**To do:**
Single out each line with the word "Zealand" and copy it.

>> BEGIN Data to process

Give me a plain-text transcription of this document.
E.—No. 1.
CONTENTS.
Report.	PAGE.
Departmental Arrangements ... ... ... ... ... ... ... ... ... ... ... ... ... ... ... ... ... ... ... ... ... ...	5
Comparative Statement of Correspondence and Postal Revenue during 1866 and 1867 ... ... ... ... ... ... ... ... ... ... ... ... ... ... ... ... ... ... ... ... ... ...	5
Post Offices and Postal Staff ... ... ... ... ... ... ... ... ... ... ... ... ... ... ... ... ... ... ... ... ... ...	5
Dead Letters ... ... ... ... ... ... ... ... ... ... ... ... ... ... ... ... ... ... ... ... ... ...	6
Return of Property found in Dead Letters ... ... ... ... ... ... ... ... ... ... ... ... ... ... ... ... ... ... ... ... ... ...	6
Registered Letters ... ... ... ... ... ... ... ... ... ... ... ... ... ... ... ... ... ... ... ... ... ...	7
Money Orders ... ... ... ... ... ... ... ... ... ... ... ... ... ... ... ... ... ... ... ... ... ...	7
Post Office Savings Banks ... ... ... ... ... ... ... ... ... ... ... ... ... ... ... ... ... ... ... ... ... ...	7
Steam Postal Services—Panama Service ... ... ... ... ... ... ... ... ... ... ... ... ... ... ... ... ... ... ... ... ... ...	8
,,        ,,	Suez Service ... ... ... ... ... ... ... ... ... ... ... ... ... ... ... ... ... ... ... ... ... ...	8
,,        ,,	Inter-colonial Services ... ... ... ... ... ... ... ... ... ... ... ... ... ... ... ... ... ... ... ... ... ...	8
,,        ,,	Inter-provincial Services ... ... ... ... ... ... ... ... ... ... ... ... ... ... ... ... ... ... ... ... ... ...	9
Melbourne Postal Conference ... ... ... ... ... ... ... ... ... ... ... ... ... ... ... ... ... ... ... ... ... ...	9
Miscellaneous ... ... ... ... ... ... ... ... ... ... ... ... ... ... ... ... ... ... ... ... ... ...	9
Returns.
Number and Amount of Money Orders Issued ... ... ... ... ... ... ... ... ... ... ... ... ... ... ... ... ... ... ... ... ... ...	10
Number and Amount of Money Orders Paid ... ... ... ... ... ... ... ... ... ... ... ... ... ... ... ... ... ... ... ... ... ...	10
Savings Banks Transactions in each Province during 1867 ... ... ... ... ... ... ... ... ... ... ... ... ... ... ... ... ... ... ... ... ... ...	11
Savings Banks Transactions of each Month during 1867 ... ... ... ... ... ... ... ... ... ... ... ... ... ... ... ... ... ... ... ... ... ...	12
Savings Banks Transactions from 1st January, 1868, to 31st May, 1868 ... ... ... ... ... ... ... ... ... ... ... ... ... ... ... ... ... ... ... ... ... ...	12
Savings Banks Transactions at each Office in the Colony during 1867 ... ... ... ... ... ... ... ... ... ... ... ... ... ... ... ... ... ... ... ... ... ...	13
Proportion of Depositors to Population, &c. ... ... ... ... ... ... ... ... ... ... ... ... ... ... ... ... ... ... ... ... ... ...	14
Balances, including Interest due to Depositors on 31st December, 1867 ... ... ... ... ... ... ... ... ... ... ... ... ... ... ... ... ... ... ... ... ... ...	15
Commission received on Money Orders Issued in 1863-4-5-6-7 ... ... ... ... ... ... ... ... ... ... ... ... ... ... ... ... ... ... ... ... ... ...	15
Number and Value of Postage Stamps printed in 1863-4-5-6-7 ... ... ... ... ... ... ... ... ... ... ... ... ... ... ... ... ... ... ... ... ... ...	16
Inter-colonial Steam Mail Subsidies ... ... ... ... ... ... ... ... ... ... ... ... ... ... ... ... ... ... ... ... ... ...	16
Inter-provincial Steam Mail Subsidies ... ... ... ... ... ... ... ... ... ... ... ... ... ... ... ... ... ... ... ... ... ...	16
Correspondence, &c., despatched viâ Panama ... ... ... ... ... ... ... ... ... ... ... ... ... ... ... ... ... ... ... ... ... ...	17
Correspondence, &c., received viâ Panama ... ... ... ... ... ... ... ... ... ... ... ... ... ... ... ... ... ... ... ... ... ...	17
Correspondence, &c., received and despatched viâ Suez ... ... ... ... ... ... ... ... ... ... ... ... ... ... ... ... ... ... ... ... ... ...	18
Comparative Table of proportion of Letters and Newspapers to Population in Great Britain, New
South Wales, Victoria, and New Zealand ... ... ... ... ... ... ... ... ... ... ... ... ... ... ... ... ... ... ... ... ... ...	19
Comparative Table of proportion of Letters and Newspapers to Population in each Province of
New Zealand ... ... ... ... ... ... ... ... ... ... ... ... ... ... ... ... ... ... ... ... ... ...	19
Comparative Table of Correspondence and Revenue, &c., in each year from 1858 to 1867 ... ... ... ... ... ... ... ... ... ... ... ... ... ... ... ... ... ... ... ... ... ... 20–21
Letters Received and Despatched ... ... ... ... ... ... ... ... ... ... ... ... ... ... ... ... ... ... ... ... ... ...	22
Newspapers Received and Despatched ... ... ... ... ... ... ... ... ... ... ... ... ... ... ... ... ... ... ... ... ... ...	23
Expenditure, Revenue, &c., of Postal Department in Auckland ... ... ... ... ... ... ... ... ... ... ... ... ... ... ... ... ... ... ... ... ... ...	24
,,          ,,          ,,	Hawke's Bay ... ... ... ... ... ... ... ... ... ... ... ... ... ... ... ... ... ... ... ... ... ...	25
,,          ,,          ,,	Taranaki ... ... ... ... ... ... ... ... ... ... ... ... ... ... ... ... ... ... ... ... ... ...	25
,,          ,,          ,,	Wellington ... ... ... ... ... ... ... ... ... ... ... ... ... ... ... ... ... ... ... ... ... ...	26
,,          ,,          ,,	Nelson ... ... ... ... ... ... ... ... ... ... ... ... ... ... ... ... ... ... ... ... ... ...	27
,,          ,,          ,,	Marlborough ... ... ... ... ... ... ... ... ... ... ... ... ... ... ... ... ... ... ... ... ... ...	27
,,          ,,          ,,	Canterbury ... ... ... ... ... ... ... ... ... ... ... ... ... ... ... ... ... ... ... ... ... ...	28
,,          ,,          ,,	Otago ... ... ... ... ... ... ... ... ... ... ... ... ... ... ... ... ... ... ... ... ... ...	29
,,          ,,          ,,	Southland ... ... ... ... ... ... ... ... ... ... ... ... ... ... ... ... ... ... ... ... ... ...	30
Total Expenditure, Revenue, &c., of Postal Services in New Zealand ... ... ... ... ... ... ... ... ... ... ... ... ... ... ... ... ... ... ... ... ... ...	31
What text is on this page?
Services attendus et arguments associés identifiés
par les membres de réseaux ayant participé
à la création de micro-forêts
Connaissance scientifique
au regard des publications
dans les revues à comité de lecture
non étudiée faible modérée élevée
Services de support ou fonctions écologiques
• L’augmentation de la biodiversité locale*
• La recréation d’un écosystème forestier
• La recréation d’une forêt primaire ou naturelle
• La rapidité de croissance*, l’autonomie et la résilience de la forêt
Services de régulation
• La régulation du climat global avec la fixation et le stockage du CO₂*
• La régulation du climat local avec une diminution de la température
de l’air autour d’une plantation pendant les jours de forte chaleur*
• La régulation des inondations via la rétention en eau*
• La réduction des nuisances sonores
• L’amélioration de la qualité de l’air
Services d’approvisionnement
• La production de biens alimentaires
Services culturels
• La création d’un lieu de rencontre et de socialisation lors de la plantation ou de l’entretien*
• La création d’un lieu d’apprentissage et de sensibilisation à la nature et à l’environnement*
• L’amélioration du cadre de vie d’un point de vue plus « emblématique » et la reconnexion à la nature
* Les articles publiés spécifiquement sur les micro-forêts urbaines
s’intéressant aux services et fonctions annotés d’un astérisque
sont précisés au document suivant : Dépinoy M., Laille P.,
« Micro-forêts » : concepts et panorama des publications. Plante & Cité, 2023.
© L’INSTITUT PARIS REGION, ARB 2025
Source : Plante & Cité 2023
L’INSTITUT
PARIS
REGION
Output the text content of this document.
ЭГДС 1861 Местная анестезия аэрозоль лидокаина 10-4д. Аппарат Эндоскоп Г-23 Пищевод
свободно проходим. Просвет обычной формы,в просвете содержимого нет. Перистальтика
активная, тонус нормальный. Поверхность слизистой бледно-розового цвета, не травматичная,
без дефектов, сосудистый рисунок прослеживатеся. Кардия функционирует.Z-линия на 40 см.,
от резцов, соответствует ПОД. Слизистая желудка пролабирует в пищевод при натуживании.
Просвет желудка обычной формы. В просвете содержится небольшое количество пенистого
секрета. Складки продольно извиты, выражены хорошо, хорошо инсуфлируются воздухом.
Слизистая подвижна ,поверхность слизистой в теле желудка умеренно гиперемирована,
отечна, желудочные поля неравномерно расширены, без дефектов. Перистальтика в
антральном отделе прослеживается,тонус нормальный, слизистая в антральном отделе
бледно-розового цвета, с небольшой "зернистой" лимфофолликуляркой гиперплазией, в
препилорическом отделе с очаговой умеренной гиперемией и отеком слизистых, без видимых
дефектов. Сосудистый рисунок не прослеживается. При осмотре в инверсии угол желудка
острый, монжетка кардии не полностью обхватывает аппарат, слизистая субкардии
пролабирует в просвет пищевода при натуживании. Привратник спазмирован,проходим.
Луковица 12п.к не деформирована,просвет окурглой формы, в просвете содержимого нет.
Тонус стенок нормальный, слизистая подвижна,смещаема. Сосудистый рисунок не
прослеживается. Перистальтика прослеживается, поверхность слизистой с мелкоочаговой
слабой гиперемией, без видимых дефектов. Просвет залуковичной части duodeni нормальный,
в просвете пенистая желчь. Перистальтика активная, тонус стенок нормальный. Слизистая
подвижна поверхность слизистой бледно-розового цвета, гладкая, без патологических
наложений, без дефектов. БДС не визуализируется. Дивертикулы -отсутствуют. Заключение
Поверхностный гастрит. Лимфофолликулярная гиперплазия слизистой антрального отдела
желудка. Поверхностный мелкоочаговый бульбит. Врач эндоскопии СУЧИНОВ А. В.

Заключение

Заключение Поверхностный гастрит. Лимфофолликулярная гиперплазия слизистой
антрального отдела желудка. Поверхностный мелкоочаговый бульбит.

>> END Data to process

**Answer to this task:**
South Wales, Victoria, and New Zealand ... ... ... ... ... ... ... ... ... ... ... ... ... ... ... ... ... ... ... ... ... ...	19
New Zealand ... ... ... ... ... ... ... ... ... ... ... ... ... ... ... ... ... ... ... ... ... ...	19
Total Expenditure, Revenue, &c., of Postal Services in New Zealand ... ... ... ... ... ... ... ... ... ... ... ... ... ... ... ... ... ... ... ... ... ...	31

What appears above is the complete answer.